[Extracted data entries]
--------------------------------

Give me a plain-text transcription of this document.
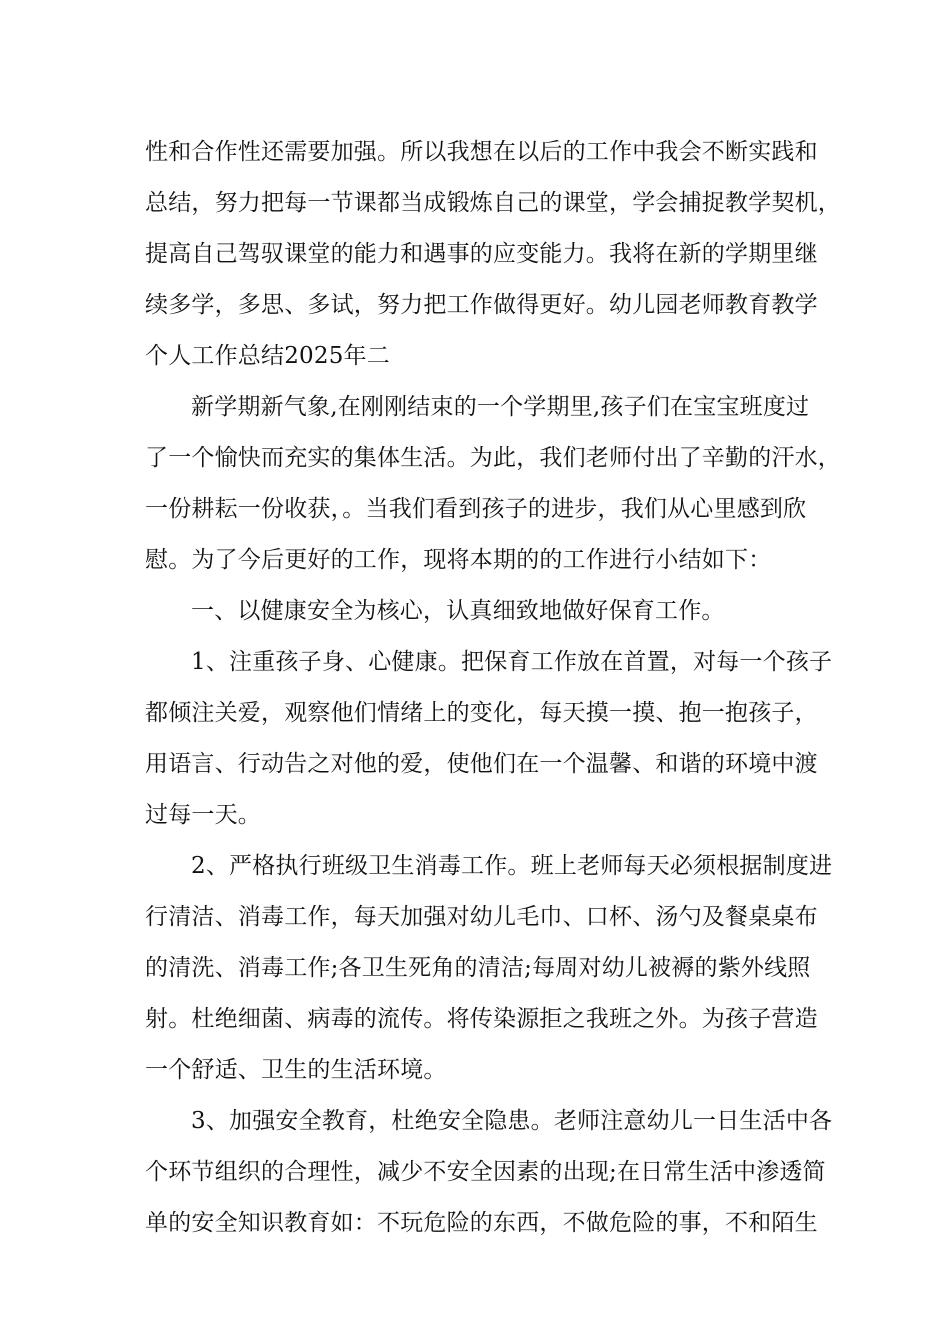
性和合作性还需要加强。所以我想在以后的工作中我会不断实践和
总结，努力把每一节课都当成锻炼自己的课堂，学会捕捉教学契机，
提高自己驾驭课堂的能力和遇事的应变能力。我将在新的学期里继
续多学，多思、多试，努力把工作做得更好。幼儿园老师教育教学
个人工作总结2025年二
新学期新气象,在刚刚结束的一个学期里,孩子们在宝宝班度过
了一个愉快而充实的集体生活。为此，我们老师付出了辛勤的汗水，
一份耕耘一份收获，。当我们看到孩子的进步，我们从心里感到欣
慰。为了今后更好的工作，现将本期的的工作进行小结如下：
一、以健康安全为核心，认真细致地做好保育工作。
1、注重孩子身、心健康。把保育工作放在首置，对每一个孩子
都倾注关爱，观察他们情绪上的变化，每天摸一摸、抱一抱孩子，
用语言、行动告之对他的爱，使他们在一个温馨、和谐的环境中渡
过每一天。
2、严格执行班级卫生消毒工作。班上老师每天必须根据制度进
行清洁、消毒工作，每天加强对幼儿毛巾、口杯、汤勺及餐桌桌布
的清洗、消毒工作;各卫生死角的清洁;每周对幼儿被褥的紫外线照
射。杜绝细菌、病毒的流传。将传染源拒之我班之外。为孩子营造
一个舒适、卫生的生活环境。
3、加强安全教育，杜绝安全隐患。老师注意幼儿一日生活中各
个环节组织的合理性，减少不安全因素的出现;在日常生活中渗透简
单的安全知识教育如：不玩危险的东西，不做危险的事，不和陌生
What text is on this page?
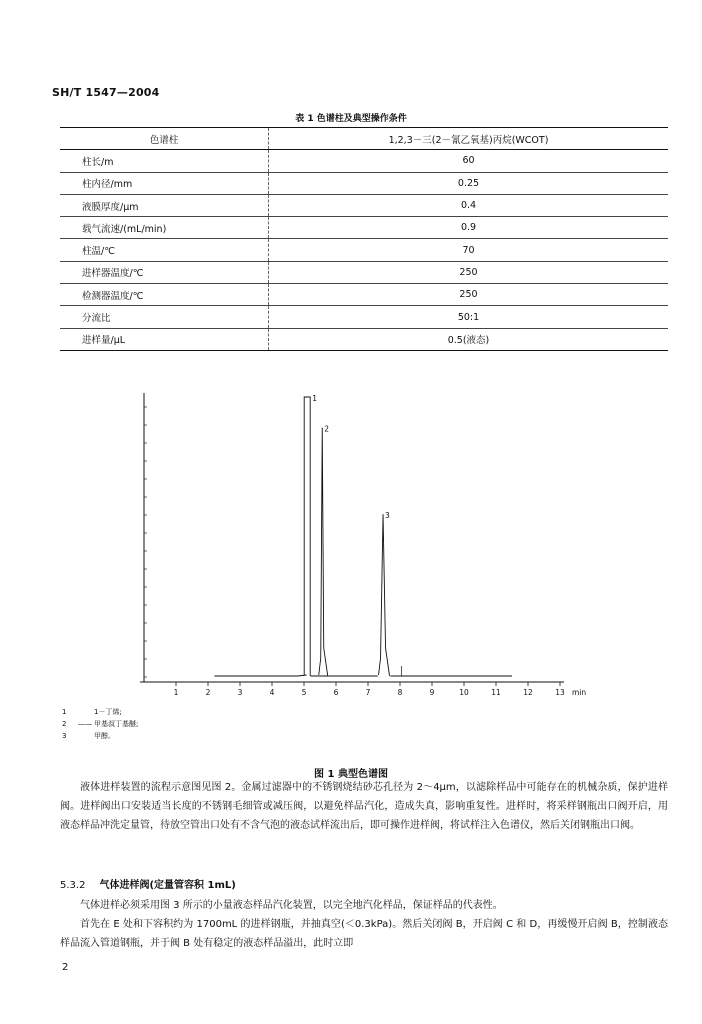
SH/T 1547—2004
表 1 色谱柱及典型操作条件
色谱柱	1,2,3－三(2－氰乙氧基)丙烷(WCOT)
柱长/m	60
柱内径/mm	0.25
液膜厚度/μm	0.4
载气流速/(mL/min)	0.9
柱温/℃	70
进样器温度/℃	250
检测器温度/℃	250
分流比	50:1
进样量/μL	0.5(液态)
1	2	3	4	5	6	7	8	9	10	11	12	13 min
1
2
3
1	1－丁烯;
2 —— 甲基叔丁基醚;
3	甲醇。
图 1 典型色谱图
液体进样装置的流程示意图见图 2。金属过滤器中的不锈钢烧结砂芯孔径为 2～4μm，以滤除样品中可能存在的机械杂质，保护进样阀。进样阀出口安装适当长度的不锈钢毛细管或减压阀，以避免样品汽化，造成失真，影响重复性。进样时，将采样钢瓶出口阀开启，用液态样品冲洗定量管，待放空管出口处有不含气泡的液态试样流出后，即可操作进样阀，将试样注入色谱仪，然后关闭钢瓶出口阀。
5.3.2 气体进样阀(定量管容积 1mL)
气体进样必须采用图 3 所示的小量液态样品汽化装置，以完全地汽化样品，保证样品的代表性。
首先在 E 处和下容积约为 1700mL 的进样钢瓶，并抽真空(＜0.3kPa)。然后关闭阀 B，开启阀 C 和 D，再缓慢开启阀 B，控制液态样品流入管道钢瓶，并于阀 B 处有稳定的液态样品溢出，此时立即
2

--------------------------------

__Written instruction__. Write the records out again in full, exactly, and skip every picture.

__The completed task__.
Give me a plain-text transcription of this document.
性和合作性还需要加强。所以我想在以后的工作中我会不断实践和
总结，努力把每一节课都当成锻炼自己的课堂，学会捕捉教学契机，
提高自己驾驭课堂的能力和遇事的应变能力。我将在新的学期里继
续多学，多思、多试，努力把工作做得更好。幼儿园老师教育教学
个人工作总结2025年二
新学期新气象,在刚刚结束的一个学期里,孩子们在宝宝班度过
了一个愉快而充实的集体生活。为此，我们老师付出了辛勤的汗水，
一份耕耘一份收获，。当我们看到孩子的进步，我们从心里感到欣
慰。为了今后更好的工作，现将本期的的工作进行小结如下：
一、以健康安全为核心，认真细致地做好保育工作。
1、注重孩子身、心健康。把保育工作放在首置，对每一个孩子
都倾注关爱，观察他们情绪上的变化，每天摸一摸、抱一抱孩子，
用语言、行动告之对他的爱，使他们在一个温馨、和谐的环境中渡
过每一天。
2、严格执行班级卫生消毒工作。班上老师每天必须根据制度进
行清洁、消毒工作，每天加强对幼儿毛巾、口杯、汤勺及餐桌桌布
的清洗、消毒工作;各卫生死角的清洁;每周对幼儿被褥的紫外线照
射。杜绝细菌、病毒的流传。将传染源拒之我班之外。为孩子营造
一个舒适、卫生的生活环境。
3、加强安全教育，杜绝安全隐患。老师注意幼儿一日生活中各
个环节组织的合理性，减少不安全因素的出现;在日常生活中渗透简
单的安全知识教育如：不玩危险的东西，不做危险的事，不和陌生
What text is on this page?
SH/T 1547—2004
表 1 色谱柱及典型操作条件
色谱柱	1,2,3－三(2－氰乙氧基)丙烷(WCOT)
柱长/m	60
柱内径/mm	0.25
液膜厚度/μm	0.4
载气流速/(mL/min)	0.9
柱温/℃	70
进样器温度/℃	250
检测器温度/℃	250
分流比	50:1
进样量/μL	0.5(液态)
1	2	3	4	5	6	7	8	9	10	11	12	13 min
1
2
3
1	1－丁烯;
2 —— 甲基叔丁基醚;
3	甲醇。
图 1 典型色谱图
液体进样装置的流程示意图见图 2。金属过滤器中的不锈钢烧结砂芯孔径为 2～4μm，以滤除样品中可能存在的机械杂质，保护进样阀。进样阀出口安装适当长度的不锈钢毛细管或减压阀，以避免样品汽化，造成失真，影响重复性。进样时，将采样钢瓶出口阀开启，用液态样品冲洗定量管，待放空管出口处有不含气泡的液态试样流出后，即可操作进样阀，将试样注入色谱仪，然后关闭钢瓶出口阀。
5.3.2 气体进样阀(定量管容积 1mL)
气体进样必须采用图 3 所示的小量液态样品汽化装置，以完全地汽化样品，保证样品的代表性。
首先在 E 处和下容积约为 1700mL 的进样钢瓶，并抽真空(＜0.3kPa)。然后关闭阀 B，开启阀 C 和 D，再缓慢开启阀 B，控制液态样品流入管道钢瓶，并于阀 B 处有稳定的液态样品溢出，此时立即
2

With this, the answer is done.